▶ What the task requires
Look through the data for the string "Influence". Copy every line where it is found.

▶ Records for the task
● ● ● ●

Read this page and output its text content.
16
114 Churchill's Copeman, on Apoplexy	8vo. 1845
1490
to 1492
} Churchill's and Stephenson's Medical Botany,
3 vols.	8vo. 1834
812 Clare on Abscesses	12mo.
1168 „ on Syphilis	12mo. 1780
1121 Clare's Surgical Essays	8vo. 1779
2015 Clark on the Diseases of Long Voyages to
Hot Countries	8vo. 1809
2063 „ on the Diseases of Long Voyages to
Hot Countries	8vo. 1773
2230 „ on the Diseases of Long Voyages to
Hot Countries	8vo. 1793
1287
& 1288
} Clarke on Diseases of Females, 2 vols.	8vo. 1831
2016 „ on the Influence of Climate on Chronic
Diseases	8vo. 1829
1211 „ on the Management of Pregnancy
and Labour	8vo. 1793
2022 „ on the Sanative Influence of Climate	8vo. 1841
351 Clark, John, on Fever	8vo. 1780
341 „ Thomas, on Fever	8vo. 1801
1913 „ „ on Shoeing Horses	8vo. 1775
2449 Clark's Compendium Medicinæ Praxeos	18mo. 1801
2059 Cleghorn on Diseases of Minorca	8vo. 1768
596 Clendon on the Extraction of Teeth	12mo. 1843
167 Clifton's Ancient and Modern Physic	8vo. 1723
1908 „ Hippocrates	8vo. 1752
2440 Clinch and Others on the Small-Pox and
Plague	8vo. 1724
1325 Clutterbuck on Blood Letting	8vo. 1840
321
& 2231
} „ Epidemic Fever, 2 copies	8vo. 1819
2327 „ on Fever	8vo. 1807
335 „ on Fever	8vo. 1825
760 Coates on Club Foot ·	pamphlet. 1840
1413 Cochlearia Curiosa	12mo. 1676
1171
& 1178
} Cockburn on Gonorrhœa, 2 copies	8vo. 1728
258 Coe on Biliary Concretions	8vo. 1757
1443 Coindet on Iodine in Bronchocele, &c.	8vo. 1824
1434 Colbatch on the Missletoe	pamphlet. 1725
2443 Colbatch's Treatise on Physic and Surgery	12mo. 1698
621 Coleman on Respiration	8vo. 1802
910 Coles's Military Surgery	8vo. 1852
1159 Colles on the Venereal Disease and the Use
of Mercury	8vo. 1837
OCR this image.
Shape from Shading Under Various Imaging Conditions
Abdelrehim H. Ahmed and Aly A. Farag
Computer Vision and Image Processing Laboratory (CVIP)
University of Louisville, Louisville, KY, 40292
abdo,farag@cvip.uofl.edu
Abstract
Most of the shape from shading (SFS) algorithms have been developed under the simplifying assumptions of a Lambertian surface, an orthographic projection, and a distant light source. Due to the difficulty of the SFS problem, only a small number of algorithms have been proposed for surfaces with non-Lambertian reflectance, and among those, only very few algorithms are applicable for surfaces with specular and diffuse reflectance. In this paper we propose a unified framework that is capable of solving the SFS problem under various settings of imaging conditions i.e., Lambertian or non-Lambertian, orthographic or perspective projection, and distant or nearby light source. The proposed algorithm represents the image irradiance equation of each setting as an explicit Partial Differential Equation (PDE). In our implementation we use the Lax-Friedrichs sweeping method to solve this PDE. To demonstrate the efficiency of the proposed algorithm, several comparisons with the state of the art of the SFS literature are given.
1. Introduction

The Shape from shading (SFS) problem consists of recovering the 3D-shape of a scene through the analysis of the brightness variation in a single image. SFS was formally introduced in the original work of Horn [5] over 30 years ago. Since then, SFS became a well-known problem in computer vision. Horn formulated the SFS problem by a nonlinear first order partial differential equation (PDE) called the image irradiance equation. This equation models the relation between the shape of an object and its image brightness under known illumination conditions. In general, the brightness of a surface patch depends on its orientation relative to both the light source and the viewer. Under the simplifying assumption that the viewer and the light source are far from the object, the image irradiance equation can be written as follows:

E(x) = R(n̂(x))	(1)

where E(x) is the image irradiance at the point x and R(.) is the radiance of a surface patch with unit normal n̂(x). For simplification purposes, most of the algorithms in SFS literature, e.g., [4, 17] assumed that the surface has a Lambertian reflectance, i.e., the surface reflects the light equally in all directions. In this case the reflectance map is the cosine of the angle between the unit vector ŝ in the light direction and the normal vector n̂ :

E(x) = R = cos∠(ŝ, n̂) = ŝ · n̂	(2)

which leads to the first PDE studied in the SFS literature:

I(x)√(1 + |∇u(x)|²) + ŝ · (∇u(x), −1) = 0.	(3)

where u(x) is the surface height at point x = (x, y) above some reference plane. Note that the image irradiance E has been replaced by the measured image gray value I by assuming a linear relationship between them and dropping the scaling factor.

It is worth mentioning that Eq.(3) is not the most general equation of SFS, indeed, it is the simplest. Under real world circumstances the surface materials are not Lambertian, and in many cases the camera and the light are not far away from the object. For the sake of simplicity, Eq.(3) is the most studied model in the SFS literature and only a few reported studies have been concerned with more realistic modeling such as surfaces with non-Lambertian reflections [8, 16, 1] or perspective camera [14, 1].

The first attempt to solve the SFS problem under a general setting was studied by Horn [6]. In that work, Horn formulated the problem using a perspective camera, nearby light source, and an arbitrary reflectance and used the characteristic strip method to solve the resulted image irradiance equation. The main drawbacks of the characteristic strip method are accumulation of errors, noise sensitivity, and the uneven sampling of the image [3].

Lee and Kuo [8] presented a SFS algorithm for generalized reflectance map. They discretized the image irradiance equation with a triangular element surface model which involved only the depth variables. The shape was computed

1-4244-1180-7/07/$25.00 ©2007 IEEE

● ● ● ●

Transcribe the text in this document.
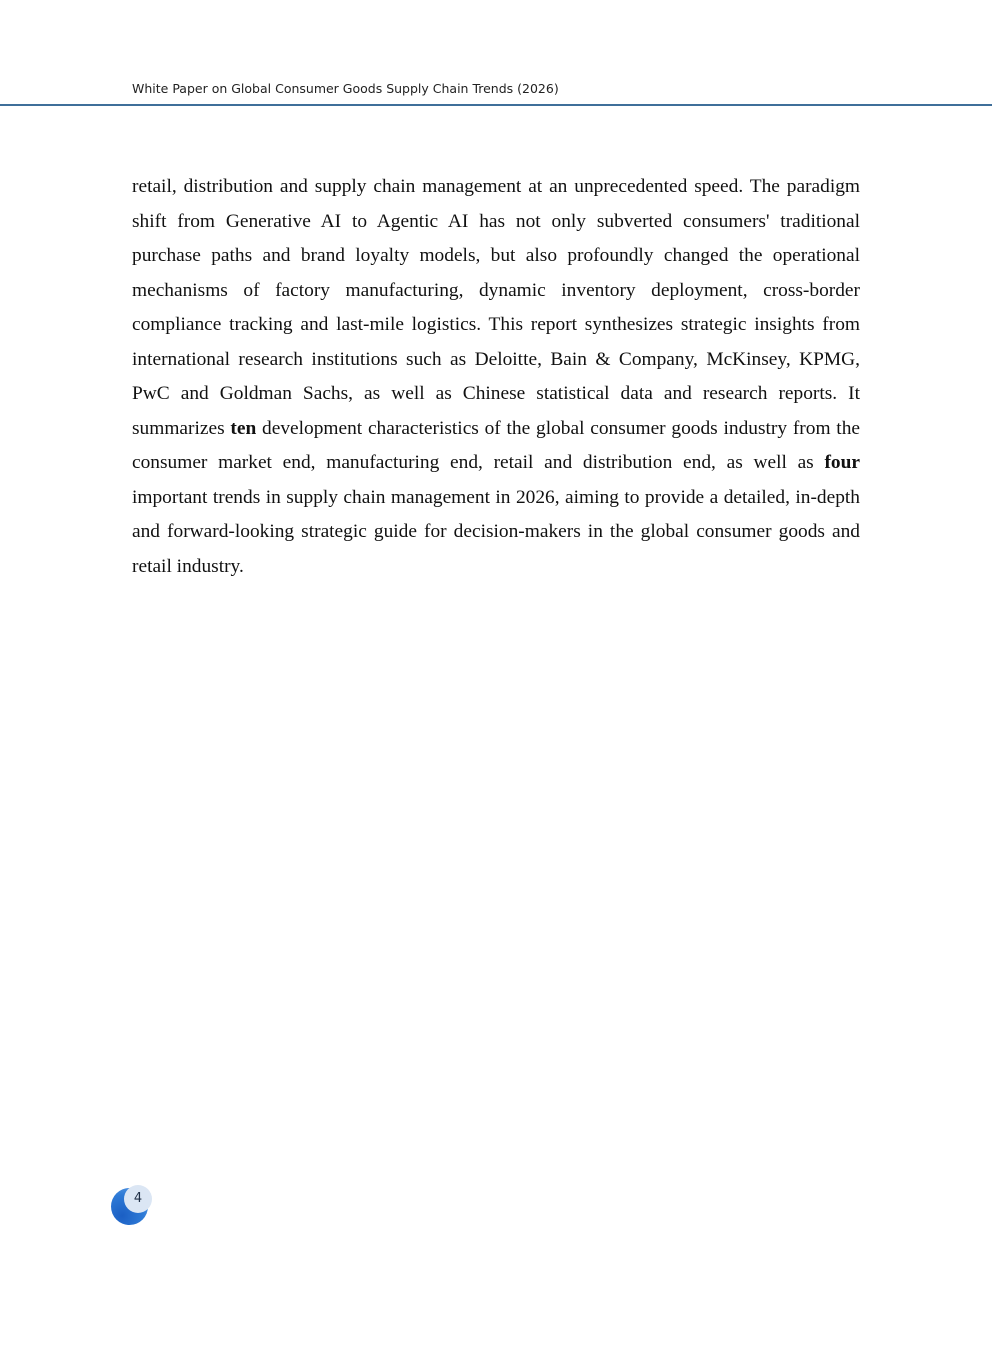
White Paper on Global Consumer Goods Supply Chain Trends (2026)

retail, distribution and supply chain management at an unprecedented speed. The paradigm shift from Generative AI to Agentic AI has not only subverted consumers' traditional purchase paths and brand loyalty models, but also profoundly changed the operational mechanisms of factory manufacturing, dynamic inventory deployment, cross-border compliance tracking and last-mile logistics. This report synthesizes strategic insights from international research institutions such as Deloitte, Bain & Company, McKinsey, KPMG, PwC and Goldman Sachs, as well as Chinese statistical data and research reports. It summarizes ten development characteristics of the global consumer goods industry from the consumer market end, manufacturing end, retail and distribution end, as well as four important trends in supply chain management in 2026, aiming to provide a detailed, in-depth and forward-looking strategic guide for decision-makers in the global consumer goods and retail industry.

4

● ● ● ●

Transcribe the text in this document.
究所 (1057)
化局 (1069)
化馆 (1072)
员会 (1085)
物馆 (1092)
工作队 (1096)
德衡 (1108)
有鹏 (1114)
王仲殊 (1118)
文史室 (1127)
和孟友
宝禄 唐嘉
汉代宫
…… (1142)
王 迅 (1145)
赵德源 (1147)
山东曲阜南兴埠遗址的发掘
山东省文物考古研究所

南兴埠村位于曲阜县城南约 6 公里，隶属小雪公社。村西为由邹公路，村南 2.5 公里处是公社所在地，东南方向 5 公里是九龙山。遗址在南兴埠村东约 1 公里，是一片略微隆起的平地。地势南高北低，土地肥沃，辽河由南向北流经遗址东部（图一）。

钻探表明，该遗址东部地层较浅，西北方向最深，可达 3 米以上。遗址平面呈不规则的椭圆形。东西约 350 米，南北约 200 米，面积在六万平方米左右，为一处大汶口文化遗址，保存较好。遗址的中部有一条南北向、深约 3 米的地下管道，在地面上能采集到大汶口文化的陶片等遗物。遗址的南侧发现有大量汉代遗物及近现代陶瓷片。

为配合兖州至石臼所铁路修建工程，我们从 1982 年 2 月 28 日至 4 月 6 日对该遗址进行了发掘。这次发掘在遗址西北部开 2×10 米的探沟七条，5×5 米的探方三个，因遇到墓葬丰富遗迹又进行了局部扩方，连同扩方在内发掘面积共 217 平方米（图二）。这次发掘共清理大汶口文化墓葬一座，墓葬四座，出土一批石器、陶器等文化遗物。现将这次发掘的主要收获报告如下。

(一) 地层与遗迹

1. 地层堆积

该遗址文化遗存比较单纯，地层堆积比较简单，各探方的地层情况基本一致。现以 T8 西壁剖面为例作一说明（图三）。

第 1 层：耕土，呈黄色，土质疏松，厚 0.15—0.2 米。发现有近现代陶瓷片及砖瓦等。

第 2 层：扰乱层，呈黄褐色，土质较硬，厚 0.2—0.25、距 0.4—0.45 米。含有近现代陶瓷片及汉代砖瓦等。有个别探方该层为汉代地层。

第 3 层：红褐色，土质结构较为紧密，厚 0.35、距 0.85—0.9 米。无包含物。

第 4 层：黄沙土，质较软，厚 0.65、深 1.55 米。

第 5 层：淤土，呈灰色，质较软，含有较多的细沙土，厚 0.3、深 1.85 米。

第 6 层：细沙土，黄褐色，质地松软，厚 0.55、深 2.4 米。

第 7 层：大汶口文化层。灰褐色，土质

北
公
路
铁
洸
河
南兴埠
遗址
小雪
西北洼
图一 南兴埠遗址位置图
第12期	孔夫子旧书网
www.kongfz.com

● ● ● ●

▶ Solution
2016 „ on the Influence of Climate on Chronic
2022 „ on the Sanative Influence of Climate	8vo. 1841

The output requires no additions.